→ STATED TASK 1
Write out the passage of the Fast Track announcement from "Film Independent will" up to and including "feature film Radiant.".

→ SELECTED EXCERPT
-.-.-

Ryan Collins, Ginsberg/Libby
Tel: 323.645.6800 or ryan.collins@ginsberglibby.com

 

2017 FILM INDEPENDENT FAST TRACK PROJECTS ANNOUNCED 

$20K ALFRED P. SLOAN FAST TRACK GRANT AWARDED TO RADIANT

LOS ANGELES (June 6, 2017) – Today Film Independent announced the 10 projects and 24 filmmakers selected for the 14th annual Fast Track film finance market. Held during the LA Film Festival, Fast Track helps producer-director teams advance their projects through meetings with top industry executives – financiers, agents, managers, distributors, production companies, and granting organizations. During three days of intensive meetings, participants build vital industry relationships and gain valuable exposure for their projects as they fast track their films towards completion.

Film Independent will present the ninth annual Alfred P. Sloan Fast Track Grant, a $20,000 production grant to support a film that explores science and technology themes or that depicts scientists, engineers and mathematicians in engaging and innovative ways, to writer/director Annika Glac and producer Robyn Kershaw for their fiction feature film Radiant.

“We are thrilled to continue our decade-long partnership with the Alfred P. Sloan Foundation, championing cinematic stories that engage with the dynamic world of science and technology,” said Jennifer Kushner, Film Independent’s Director of Artist Development. “The Fast Track finance market helps spark critical relationships for filmmakers to support the development of their feature films, while also offering high level executives the opportunity to discover some of the talent that Film Independent fosters through our Artist Development initiatives.”

“We are delighted to join with Film Independent in awarding this year’s Sloan Fast Track grant to Annika Glac and Robyn Kershaw’s narrative portrait of Marie Curie, Radiant, said Doron Weber, Vice President and Program Director at the Alfred P. Sloan Foundation. “Sloan has long championed stories about women in science including this year’s hit Hidden Figures and the upcoming Bombshell: The Hedy Lamarr Story along with films in development about Rosalind Franklin, Lise Meitner, and Jane Goodall, so in this year of Wonder Woman, we look forward to celebrating on the big screen the remarkable life and work of another wondrous woman, the only person to ever win two Nobel Prizes in different sciences.”

A select list of Industry participants include: Bunim-Murray, CAA, Color Force, Electric City Entertainment, Fox Searchlight, Imperative Entertainment, June Pictures, LA Media Fund, Mandalay Pictures, Participant Media, Pilgrim Media Group, Preferred Content, ShivHans Pictures, Sight Unseen Pictures, Sony Pictures Worldwide Acquisitions, Sycamore Pictures, Symbolic Exchange and UTA.

-.-.-

→ STATED TASK 2
Repeat the stored data from its first line up to and including the line that contains "25, 584, 32]", and nothing beyond that.

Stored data
-.-.-

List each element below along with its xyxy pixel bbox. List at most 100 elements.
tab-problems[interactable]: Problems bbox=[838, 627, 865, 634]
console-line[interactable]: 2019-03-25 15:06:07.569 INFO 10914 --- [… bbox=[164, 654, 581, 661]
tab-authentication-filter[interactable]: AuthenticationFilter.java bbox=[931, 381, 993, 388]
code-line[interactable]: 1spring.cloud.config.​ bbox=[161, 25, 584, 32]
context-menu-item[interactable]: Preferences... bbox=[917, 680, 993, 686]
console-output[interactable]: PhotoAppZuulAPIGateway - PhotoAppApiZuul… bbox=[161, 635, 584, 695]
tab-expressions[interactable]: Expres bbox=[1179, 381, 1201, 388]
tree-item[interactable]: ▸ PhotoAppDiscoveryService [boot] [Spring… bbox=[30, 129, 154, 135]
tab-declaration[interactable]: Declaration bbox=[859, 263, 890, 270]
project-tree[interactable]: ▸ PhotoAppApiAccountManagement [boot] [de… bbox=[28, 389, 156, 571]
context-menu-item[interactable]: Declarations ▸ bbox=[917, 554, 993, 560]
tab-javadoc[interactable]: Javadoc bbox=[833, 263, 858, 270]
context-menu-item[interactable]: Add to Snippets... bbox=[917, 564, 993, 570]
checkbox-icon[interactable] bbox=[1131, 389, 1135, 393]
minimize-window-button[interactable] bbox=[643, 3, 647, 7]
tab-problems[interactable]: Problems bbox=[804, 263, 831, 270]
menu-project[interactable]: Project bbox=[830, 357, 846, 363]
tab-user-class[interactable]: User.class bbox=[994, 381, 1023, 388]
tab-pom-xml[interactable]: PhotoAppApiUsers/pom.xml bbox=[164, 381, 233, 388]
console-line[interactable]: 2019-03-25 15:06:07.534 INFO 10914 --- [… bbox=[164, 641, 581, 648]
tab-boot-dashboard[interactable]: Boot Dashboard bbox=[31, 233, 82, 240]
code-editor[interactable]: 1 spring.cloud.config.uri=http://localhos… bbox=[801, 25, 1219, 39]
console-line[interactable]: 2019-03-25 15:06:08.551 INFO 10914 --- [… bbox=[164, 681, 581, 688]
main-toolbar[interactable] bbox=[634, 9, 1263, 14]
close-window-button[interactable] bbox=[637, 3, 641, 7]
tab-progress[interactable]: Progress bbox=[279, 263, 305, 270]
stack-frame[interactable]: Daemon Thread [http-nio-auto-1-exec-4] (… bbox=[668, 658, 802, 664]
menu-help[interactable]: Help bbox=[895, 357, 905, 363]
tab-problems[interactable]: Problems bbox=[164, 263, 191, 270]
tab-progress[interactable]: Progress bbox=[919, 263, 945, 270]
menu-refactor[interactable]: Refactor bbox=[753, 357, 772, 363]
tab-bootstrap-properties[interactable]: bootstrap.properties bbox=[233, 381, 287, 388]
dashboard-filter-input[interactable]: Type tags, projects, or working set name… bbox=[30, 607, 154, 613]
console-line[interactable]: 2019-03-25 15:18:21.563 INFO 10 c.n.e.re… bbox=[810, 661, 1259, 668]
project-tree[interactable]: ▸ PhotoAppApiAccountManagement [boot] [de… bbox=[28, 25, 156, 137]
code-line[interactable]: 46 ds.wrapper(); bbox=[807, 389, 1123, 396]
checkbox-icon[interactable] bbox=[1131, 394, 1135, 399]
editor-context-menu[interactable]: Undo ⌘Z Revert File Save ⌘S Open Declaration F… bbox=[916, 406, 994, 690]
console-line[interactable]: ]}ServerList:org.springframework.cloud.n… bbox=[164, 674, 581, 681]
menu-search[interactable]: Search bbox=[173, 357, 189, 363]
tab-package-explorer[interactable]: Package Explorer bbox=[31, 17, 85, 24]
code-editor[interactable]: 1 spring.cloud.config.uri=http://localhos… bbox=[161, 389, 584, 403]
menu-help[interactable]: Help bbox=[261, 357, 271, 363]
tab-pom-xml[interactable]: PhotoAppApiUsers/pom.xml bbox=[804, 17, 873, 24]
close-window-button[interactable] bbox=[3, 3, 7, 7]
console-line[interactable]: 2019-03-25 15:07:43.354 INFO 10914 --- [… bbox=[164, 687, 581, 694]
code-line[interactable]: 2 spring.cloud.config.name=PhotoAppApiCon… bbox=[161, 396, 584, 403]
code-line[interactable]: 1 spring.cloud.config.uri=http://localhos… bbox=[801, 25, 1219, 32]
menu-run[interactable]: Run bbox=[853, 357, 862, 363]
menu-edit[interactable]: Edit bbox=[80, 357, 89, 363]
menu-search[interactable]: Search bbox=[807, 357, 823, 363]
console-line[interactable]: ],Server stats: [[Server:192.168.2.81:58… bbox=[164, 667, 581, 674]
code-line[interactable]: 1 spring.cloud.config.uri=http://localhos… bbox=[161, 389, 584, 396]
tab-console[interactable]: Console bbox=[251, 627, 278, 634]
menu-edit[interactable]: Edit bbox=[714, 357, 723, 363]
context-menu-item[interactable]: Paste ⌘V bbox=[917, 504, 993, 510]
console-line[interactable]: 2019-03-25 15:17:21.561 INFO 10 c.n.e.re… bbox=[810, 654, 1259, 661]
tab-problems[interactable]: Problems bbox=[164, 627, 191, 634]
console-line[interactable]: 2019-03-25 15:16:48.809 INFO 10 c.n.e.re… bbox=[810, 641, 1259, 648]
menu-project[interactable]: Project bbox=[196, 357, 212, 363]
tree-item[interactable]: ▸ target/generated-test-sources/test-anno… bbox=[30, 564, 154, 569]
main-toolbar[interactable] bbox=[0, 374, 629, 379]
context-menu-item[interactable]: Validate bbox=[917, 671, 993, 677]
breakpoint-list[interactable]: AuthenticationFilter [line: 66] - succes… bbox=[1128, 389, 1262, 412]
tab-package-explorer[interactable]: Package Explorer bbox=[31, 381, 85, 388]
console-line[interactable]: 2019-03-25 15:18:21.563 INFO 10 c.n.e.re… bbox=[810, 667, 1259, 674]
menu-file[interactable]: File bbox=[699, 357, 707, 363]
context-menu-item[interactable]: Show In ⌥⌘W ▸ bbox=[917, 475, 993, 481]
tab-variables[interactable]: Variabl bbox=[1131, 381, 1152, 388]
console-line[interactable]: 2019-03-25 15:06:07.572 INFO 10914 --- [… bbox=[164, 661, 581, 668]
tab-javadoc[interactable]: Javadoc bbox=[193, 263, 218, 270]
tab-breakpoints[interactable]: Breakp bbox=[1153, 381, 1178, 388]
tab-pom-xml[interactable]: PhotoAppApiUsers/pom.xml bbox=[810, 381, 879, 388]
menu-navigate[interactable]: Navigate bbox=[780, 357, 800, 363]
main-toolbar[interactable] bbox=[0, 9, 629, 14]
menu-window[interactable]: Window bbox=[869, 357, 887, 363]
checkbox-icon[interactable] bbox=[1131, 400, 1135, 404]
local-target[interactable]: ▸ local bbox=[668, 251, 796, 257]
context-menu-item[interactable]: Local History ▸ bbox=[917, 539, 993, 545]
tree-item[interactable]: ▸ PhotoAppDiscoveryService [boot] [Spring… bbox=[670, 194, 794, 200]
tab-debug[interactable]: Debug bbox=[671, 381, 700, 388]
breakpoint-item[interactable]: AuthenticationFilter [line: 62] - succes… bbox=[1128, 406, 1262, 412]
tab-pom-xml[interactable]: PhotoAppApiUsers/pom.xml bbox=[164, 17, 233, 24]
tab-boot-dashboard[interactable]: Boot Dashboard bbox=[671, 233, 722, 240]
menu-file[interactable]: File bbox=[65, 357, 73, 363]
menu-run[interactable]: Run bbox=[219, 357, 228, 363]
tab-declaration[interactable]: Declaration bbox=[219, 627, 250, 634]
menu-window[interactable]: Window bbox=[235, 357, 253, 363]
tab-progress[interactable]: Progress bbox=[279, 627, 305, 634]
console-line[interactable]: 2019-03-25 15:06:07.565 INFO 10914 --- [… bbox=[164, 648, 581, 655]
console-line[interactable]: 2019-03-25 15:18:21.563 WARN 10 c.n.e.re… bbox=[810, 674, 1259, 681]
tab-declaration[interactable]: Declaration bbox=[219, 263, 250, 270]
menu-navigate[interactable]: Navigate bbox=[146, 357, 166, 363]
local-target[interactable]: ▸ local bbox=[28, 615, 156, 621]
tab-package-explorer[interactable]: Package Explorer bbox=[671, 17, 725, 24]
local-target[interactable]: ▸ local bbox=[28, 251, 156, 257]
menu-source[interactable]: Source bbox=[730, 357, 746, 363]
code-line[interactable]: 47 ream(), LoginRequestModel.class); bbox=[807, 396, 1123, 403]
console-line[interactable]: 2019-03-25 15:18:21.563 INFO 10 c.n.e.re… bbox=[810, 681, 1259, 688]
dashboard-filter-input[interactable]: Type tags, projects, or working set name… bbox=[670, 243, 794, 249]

-.-.-

→ WRITTEN RESPONSE 1
Film Independent will present the ninth annual Alfred P. Sloan Fast Track Grant, a $20,000 production grant to support a film that explores science and technology themes or that depicts scientists, engineers and mathematicians in engaging and innovative ways, to writer/director Annika Glac and producer Robyn Kershaw for their fiction feature film Radiant.

→ WRITTEN RESPONSE 2
List each element below along with its xyxy pixel bbox. List at most 100 elements.
tab-problems[interactable]: Problems bbox=[838, 627, 865, 634]
console-line[interactable]: 2019-03-25 15:06:07.569 INFO 10914 --- [… bbox=[164, 654, 581, 661]
tab-authentication-filter[interactable]: AuthenticationFilter.java bbox=[931, 381, 993, 388]
code-line[interactable]: 1spring.cloud.config.​ bbox=[161, 25, 584, 32]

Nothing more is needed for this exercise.